→ **Task instructions**
Using the data below, copy every line that contains the word "system".

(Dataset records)
========

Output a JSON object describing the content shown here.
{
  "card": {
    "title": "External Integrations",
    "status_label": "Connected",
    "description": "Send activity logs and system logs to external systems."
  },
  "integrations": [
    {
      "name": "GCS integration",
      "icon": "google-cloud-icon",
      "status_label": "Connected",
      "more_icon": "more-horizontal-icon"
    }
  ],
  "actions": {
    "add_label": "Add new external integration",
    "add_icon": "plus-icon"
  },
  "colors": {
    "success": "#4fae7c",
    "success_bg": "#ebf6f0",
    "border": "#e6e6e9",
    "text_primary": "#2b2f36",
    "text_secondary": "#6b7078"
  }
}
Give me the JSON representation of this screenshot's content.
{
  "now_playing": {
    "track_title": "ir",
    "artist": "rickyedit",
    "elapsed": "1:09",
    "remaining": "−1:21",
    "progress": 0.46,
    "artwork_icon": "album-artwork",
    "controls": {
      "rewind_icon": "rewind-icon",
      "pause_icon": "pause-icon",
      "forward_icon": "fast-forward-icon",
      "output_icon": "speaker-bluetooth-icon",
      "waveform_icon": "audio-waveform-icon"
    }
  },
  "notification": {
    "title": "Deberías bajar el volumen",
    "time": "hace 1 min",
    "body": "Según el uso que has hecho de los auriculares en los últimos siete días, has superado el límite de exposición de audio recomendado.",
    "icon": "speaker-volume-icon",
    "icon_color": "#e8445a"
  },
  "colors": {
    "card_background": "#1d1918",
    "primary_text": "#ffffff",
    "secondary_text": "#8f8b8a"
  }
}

========

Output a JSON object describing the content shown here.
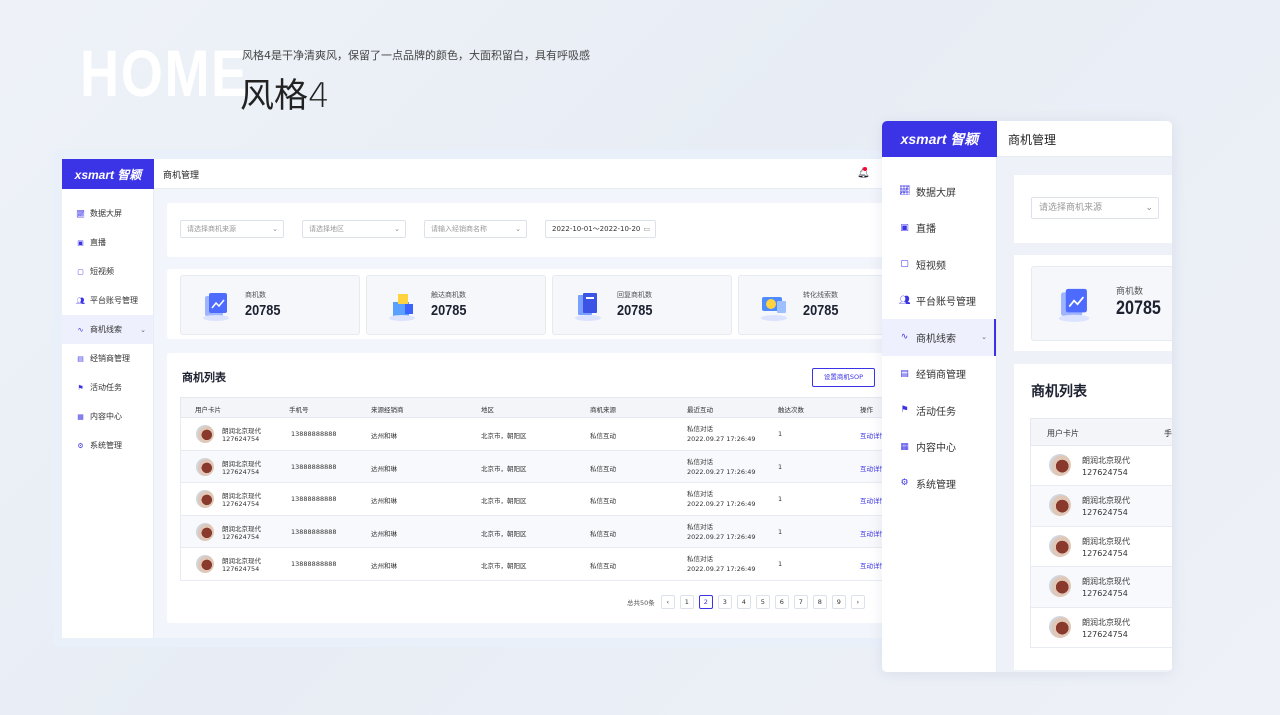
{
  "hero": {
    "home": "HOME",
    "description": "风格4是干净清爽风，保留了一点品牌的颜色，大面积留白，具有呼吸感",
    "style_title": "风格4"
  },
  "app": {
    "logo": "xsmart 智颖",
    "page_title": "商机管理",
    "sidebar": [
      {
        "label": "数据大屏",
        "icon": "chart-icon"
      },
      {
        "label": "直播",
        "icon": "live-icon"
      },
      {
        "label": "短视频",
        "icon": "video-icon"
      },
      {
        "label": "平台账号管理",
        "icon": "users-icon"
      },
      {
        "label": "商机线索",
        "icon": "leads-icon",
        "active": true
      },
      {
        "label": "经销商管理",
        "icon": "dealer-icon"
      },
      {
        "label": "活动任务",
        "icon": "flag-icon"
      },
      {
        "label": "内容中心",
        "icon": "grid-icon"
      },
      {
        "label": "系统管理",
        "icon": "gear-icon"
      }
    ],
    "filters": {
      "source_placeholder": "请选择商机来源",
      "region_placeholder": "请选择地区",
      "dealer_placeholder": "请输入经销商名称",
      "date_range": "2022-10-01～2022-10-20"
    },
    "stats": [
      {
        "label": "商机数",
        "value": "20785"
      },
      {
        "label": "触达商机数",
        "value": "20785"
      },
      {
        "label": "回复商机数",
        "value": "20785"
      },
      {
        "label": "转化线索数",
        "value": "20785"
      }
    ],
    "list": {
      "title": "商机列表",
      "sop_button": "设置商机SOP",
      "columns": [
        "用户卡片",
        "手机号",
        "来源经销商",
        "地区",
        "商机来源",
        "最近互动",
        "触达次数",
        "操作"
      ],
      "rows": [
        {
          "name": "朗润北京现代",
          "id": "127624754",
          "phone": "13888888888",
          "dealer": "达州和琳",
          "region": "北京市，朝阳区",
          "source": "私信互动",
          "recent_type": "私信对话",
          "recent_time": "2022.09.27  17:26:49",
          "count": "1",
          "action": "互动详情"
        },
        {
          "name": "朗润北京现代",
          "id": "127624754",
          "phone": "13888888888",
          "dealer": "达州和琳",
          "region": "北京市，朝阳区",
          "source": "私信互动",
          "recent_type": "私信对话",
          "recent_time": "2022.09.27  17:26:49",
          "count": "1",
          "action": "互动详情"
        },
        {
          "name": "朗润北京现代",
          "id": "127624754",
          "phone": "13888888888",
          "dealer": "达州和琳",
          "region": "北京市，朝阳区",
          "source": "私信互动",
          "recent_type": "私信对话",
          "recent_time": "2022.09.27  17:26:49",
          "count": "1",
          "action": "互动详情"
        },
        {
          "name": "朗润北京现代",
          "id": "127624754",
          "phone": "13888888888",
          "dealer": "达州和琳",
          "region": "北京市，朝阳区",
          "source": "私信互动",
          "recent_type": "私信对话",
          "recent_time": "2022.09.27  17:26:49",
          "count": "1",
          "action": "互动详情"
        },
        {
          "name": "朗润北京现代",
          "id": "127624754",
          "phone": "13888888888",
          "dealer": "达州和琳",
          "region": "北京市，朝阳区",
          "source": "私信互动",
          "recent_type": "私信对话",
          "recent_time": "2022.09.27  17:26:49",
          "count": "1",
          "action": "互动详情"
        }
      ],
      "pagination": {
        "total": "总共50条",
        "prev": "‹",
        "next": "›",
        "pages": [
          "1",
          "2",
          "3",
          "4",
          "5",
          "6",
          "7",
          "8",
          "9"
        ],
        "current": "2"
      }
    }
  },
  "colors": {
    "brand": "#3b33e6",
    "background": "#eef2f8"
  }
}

========

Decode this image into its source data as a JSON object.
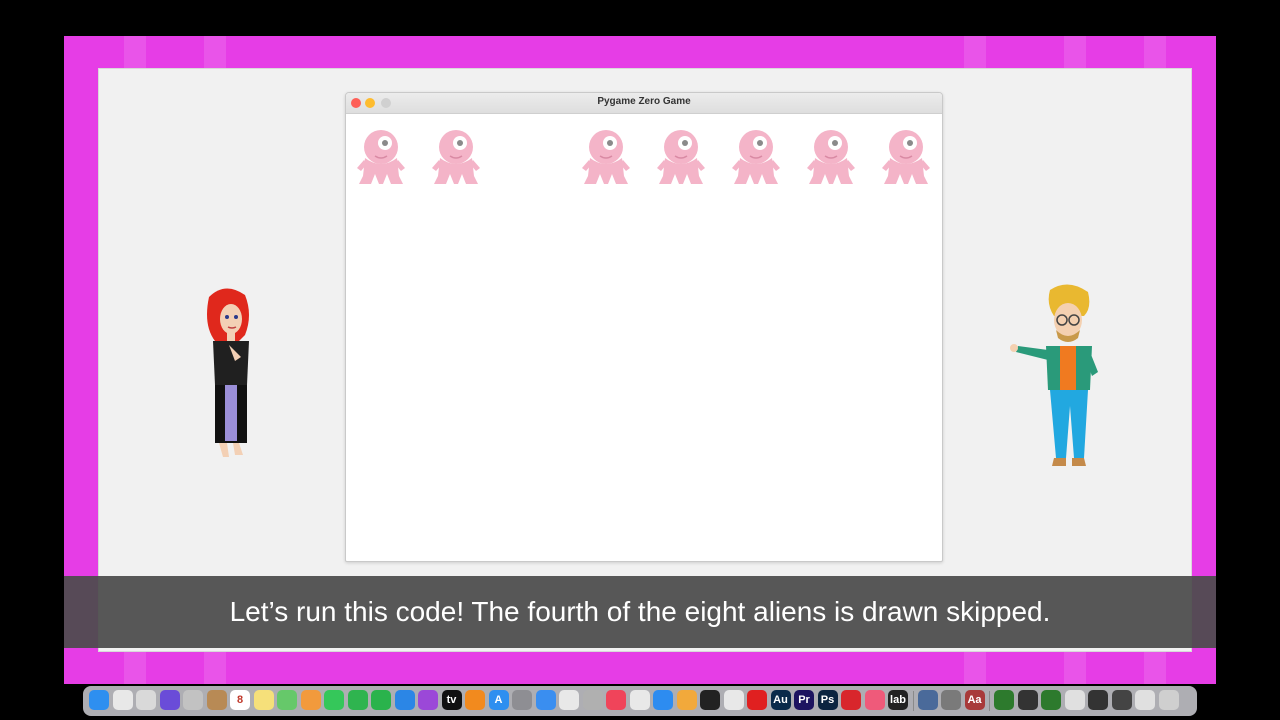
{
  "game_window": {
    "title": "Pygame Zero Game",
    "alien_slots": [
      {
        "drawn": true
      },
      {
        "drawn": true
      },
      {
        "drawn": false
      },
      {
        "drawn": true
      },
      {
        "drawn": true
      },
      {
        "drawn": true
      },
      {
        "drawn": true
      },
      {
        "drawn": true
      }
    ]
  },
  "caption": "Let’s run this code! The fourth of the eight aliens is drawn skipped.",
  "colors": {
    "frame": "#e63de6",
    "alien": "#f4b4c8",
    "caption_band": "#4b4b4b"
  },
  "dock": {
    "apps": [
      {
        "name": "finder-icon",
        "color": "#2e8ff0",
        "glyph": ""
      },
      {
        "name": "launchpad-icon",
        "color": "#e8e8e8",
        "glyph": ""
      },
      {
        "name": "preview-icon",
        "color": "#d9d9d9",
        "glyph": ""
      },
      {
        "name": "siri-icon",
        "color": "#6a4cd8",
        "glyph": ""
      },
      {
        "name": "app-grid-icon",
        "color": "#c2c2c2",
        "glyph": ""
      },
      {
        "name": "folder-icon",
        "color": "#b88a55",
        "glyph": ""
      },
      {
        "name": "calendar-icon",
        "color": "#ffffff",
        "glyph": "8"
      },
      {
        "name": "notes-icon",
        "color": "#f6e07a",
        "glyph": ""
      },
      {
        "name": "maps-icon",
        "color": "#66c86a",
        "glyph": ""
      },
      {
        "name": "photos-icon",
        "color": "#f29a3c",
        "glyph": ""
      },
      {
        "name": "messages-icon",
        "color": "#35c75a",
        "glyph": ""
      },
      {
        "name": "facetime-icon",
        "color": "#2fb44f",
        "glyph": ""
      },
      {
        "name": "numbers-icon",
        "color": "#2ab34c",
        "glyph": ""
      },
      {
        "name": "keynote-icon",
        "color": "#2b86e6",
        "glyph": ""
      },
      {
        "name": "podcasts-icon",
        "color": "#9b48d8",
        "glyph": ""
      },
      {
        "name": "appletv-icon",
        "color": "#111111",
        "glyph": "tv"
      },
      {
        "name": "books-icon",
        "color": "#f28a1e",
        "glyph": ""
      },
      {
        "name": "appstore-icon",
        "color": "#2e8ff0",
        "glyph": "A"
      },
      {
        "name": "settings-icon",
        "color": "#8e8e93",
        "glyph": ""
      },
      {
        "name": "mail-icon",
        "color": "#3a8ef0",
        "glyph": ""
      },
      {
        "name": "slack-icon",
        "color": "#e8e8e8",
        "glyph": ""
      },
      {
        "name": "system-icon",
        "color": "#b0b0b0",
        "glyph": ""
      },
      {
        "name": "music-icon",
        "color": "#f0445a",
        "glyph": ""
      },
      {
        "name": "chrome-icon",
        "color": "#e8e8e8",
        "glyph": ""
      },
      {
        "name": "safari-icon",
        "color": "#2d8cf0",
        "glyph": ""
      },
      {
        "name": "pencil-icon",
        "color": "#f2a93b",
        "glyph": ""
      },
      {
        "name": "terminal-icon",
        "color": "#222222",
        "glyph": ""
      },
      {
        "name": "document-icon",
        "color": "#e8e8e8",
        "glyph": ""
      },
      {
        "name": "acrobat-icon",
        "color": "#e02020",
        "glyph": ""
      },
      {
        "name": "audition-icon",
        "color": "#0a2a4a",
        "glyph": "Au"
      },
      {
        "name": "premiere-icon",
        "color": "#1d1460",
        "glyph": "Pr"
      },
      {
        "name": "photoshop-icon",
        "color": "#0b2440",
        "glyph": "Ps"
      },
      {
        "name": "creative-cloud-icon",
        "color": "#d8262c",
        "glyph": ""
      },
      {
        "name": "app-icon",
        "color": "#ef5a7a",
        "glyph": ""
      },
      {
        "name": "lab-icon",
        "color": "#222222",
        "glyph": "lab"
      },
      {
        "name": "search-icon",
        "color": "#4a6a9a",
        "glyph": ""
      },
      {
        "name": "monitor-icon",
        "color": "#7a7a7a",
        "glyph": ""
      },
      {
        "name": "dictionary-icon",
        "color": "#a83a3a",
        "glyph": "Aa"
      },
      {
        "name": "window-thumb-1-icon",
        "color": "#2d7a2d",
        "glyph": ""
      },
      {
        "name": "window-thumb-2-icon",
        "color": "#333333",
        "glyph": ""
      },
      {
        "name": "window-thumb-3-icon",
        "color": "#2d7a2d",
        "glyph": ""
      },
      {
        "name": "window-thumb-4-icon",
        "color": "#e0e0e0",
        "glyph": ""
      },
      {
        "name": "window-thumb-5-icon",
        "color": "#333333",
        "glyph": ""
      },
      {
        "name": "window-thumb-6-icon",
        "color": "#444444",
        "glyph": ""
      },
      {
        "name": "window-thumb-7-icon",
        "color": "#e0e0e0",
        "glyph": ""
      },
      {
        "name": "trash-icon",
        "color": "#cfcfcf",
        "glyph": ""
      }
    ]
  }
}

========

→ **Written answer**
    "description": "Send activity logs and system logs to external systems."
        "name": "system-icon",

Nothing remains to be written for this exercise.